### [REQUIRED WORK]
Sift the listing for lines that hold the string "dots" and pull them out.

Dataset entries
Begin

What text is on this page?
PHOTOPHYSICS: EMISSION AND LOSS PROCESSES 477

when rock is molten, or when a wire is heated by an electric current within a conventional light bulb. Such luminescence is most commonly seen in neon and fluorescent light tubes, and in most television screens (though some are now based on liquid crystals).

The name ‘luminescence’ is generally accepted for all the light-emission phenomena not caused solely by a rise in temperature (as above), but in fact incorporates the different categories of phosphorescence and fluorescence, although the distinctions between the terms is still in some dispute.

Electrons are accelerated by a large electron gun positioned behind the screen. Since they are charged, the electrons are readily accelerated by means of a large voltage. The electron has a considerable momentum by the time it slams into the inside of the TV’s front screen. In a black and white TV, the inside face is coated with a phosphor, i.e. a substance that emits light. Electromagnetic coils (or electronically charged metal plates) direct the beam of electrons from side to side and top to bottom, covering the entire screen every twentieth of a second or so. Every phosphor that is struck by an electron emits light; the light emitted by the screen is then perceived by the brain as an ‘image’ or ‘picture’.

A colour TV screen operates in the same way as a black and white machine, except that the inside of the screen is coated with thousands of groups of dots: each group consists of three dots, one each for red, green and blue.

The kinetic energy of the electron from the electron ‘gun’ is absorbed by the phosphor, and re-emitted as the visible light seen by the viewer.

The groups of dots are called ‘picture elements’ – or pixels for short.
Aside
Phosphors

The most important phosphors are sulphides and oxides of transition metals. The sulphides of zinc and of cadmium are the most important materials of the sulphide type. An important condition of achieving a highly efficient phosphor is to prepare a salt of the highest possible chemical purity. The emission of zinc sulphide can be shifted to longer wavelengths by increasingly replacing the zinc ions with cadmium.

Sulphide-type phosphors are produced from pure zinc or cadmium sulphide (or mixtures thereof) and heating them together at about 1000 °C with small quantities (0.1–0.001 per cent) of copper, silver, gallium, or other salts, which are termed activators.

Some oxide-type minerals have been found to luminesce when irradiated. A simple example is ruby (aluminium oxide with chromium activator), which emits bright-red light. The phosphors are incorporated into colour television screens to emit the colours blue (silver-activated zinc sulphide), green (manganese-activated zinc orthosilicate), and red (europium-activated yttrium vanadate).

End

### [ANSWER BELOW]
A colour TV screen operates in the same way as a black and white machine, except that the inside of the screen is coated with thousands of groups of dots: each group consists of three dots, one each for red, green and blue.
The groups of dots are called ‘picture elements’ – or pixels for short.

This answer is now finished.